Record extracts
++++++++++

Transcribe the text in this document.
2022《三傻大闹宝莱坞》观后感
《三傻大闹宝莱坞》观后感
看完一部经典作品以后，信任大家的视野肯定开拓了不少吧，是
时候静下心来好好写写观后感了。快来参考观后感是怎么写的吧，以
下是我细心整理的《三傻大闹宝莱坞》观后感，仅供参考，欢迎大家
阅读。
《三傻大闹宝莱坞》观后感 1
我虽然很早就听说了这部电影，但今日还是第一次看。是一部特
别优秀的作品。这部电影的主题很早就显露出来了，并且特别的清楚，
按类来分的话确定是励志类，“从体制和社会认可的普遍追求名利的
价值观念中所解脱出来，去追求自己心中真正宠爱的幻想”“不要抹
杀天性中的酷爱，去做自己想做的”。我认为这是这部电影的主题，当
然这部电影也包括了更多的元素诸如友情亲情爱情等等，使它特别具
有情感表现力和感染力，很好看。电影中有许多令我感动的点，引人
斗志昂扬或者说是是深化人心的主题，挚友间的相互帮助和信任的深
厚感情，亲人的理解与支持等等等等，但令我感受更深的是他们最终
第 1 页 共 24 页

++++++++++

Your objective
From the data above, extract every line in its exact form.

The output
Transcribe the text in this document.
2022《三傻大闹宝莱坞》观后感
《三傻大闹宝莱坞》观后感
看完一部经典作品以后，信任大家的视野肯定开拓了不少吧，是
时候静下心来好好写写观后感了。快来参考观后感是怎么写的吧，以
下是我细心整理的《三傻大闹宝莱坞》观后感，仅供参考，欢迎大家
阅读。
《三傻大闹宝莱坞》观后感 1
我虽然很早就听说了这部电影，但今日还是第一次看。是一部特
别优秀的作品。这部电影的主题很早就显露出来了，并且特别的清楚，
按类来分的话确定是励志类，“从体制和社会认可的普遍追求名利的
价值观念中所解脱出来，去追求自己心中真正宠爱的幻想”“不要抹
杀天性中的酷爱，去做自己想做的”。我认为这是这部电影的主题，当
然这部电影也包括了更多的元素诸如友情亲情爱情等等，使它特别具
有情感表现力和感染力，很好看。电影中有许多令我感动的点，引人
斗志昂扬或者说是是深化人心的主题，挚友间的相互帮助和信任的深
厚感情，亲人的理解与支持等等等等，但令我感受更深的是他们最终
第 1 页 共 24 页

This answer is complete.